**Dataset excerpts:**
------------------------------------

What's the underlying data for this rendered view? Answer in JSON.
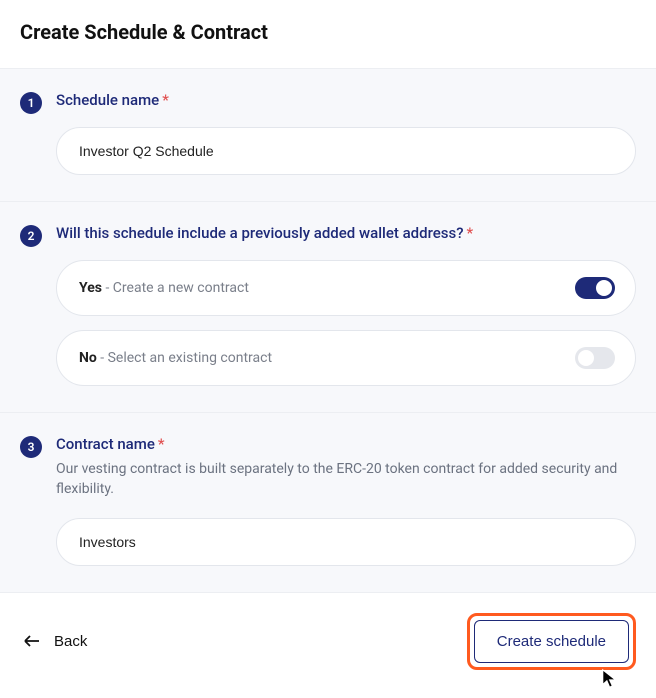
{
  "header": {
    "title": "Create Schedule & Contract"
  },
  "steps": {
    "s1": {
      "num": "1",
      "label": "Schedule name",
      "required_mark": "*",
      "value": "Investor Q2 Schedule"
    },
    "s2": {
      "num": "2",
      "label": "Will this schedule include a previously added wallet address?",
      "required_mark": "*",
      "opt_yes_bold": "Yes",
      "opt_yes_rest": " - Create a new contract",
      "opt_no_bold": "No",
      "opt_no_rest": " - Select an existing contract"
    },
    "s3": {
      "num": "3",
      "label": "Contract name",
      "required_mark": "*",
      "desc": "Our vesting contract is built separately to the ERC-20 token contract for added security and flexibility.",
      "value": "Investors"
    }
  },
  "footer": {
    "back_label": "Back",
    "primary_label": "Create schedule"
  }
}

------------------------------------

Single out each line of the records above with the string "this" in it, and copy it.

What's the underlying data for this rendered view? Answer in JSON.
      "label": "Will this schedule include a previously added wallet address?",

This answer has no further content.